Problem to solve:
How many of the lines below hold the word "name"? Answer only with the number.

>> begin Information shown

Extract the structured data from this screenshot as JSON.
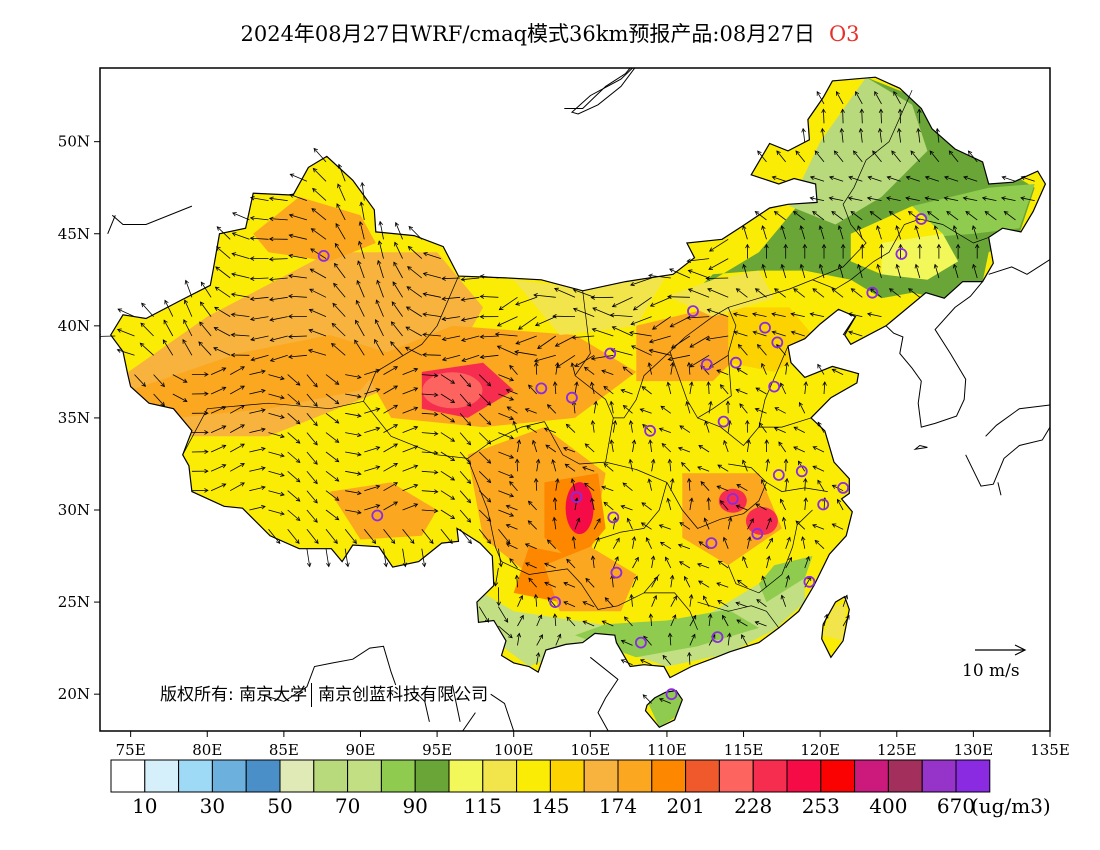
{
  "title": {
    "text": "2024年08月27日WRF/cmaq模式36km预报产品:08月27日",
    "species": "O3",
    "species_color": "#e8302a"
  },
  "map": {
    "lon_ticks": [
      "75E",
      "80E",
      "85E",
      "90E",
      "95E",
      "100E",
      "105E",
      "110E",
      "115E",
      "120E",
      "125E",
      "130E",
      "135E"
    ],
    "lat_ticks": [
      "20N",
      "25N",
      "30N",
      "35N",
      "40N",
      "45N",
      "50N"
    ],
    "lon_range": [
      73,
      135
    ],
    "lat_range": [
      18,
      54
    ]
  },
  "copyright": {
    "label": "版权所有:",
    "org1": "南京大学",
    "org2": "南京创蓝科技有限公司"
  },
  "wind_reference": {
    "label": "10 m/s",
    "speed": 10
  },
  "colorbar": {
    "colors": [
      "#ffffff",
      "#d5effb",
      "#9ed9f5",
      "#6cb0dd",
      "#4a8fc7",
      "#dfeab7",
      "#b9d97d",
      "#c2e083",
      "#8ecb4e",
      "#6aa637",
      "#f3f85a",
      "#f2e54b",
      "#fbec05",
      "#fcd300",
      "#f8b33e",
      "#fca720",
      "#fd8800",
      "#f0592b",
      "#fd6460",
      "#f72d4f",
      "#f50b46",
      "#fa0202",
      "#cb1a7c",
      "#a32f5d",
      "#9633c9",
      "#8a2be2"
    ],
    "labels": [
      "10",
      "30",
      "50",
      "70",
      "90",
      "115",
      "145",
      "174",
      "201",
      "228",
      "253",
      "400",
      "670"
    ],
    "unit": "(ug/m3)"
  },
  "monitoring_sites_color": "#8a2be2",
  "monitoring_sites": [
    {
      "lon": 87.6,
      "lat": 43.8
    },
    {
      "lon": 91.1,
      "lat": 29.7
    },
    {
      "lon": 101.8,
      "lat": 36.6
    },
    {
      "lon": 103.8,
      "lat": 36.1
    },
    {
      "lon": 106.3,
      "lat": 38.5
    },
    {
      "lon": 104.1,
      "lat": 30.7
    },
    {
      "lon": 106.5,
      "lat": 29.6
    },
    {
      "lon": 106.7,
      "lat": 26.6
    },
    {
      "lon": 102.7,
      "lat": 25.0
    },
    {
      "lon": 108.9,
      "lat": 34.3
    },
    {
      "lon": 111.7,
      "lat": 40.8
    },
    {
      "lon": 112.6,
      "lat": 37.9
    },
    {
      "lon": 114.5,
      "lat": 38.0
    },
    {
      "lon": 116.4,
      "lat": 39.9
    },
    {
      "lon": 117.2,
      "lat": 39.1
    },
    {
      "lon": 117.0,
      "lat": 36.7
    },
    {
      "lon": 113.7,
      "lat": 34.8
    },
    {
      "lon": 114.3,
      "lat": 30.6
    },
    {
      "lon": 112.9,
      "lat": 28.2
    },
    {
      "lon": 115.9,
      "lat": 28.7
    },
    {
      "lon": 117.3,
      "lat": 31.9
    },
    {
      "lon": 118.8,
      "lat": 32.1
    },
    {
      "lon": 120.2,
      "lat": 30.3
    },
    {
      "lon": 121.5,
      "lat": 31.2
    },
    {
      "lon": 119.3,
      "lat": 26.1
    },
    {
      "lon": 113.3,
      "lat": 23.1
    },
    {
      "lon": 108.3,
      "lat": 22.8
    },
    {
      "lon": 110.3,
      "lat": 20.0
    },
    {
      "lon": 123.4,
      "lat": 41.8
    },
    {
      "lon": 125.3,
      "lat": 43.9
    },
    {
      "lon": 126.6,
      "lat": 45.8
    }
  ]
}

>> end Information shown
>> begin Information shown

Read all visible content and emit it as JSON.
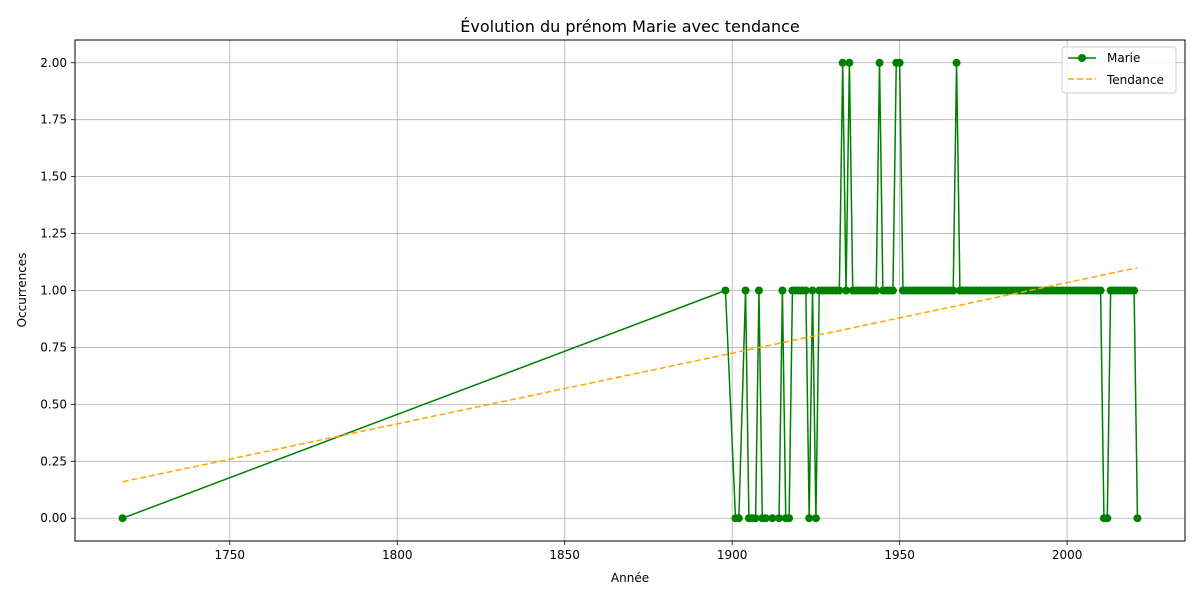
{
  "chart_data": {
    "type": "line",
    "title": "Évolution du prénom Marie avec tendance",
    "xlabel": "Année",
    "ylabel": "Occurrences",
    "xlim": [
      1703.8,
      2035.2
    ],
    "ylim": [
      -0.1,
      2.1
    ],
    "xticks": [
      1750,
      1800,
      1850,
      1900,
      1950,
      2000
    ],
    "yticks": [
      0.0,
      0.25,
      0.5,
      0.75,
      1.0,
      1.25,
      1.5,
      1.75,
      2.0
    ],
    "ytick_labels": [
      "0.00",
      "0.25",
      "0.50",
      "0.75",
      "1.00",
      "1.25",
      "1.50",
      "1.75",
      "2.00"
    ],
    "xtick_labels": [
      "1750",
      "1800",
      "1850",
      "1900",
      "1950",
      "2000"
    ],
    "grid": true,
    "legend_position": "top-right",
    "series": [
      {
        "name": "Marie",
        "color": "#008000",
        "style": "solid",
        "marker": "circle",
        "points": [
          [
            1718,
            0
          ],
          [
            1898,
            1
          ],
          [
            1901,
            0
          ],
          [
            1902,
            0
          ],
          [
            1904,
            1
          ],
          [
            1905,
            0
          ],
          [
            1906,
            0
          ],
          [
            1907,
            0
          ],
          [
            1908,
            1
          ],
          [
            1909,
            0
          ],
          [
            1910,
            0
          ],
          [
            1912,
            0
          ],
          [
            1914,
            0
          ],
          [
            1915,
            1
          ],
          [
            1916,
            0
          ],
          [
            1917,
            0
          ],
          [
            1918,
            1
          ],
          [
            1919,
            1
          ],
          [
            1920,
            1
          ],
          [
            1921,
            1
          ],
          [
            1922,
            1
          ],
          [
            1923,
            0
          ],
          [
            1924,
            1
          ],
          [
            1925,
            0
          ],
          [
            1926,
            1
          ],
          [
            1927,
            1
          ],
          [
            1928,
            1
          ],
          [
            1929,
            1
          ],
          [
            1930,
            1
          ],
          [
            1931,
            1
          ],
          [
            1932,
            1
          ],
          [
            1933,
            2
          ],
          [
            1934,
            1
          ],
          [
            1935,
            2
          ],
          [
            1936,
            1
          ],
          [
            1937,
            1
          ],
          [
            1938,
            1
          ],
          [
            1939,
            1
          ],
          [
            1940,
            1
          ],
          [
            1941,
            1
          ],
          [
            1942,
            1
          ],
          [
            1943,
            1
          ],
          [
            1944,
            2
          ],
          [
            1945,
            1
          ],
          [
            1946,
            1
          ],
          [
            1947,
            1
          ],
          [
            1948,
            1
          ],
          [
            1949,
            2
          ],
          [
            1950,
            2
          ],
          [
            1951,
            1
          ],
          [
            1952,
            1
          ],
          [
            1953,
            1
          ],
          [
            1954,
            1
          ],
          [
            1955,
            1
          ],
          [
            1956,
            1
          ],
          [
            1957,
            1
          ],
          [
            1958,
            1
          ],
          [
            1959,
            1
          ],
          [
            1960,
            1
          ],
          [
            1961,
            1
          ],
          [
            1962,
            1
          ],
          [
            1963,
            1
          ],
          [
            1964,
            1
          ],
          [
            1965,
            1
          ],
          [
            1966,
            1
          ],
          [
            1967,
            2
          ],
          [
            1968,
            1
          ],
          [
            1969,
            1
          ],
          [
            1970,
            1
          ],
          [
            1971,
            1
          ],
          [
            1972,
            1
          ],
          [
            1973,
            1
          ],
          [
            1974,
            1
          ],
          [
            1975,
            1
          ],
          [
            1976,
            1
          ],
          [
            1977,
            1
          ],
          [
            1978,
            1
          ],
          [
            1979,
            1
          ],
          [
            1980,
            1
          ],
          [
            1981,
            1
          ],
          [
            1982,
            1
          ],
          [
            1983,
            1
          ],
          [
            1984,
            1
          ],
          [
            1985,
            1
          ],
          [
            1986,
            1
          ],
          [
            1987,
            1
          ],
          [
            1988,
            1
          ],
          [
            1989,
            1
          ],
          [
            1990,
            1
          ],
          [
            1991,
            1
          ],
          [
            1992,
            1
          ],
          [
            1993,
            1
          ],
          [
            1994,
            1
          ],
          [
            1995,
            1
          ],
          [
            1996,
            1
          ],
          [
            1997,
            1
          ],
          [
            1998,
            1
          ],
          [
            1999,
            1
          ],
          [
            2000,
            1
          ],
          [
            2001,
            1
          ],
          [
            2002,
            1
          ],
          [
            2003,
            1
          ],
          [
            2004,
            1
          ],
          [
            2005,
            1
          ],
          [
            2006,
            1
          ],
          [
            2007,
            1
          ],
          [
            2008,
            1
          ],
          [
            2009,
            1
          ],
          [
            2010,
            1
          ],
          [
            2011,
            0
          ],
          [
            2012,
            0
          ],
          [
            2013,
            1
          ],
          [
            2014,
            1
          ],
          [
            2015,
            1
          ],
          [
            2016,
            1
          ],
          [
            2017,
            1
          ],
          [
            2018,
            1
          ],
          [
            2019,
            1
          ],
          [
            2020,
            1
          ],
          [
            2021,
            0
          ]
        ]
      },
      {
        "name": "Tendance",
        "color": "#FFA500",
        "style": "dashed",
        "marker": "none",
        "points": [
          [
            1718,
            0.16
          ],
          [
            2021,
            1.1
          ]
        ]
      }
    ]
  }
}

>> end Information shown
>> begin Information shown

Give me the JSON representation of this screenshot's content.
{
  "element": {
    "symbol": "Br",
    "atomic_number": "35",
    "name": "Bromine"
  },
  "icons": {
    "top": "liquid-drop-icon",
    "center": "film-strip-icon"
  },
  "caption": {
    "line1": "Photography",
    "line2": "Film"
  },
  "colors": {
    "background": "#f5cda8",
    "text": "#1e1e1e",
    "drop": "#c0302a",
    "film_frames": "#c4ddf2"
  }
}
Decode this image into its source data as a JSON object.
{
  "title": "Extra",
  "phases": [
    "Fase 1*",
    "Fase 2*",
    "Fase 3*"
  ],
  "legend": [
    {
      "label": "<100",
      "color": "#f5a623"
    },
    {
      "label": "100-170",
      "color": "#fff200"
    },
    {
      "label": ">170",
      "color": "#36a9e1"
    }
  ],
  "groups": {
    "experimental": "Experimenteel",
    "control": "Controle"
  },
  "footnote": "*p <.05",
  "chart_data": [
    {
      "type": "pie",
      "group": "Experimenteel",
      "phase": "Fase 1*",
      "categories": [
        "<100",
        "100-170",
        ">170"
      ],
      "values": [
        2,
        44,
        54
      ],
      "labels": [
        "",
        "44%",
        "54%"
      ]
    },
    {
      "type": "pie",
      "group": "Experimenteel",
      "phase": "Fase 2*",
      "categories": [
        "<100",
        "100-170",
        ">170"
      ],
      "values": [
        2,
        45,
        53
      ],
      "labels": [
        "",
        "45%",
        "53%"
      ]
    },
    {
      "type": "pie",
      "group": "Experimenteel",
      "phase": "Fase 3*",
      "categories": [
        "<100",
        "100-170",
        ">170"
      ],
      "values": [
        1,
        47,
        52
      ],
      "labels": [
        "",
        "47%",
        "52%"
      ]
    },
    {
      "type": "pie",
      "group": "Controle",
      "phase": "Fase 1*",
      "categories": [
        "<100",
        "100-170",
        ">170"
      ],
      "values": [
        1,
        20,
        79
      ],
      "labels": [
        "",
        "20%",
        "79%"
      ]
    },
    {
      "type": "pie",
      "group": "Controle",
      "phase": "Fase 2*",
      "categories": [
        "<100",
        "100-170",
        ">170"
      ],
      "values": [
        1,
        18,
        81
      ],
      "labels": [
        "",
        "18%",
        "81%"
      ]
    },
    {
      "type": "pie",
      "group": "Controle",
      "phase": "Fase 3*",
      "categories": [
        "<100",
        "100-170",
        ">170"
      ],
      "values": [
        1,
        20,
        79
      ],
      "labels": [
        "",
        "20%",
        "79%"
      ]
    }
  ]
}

>> end Information shown

Answer in full:
3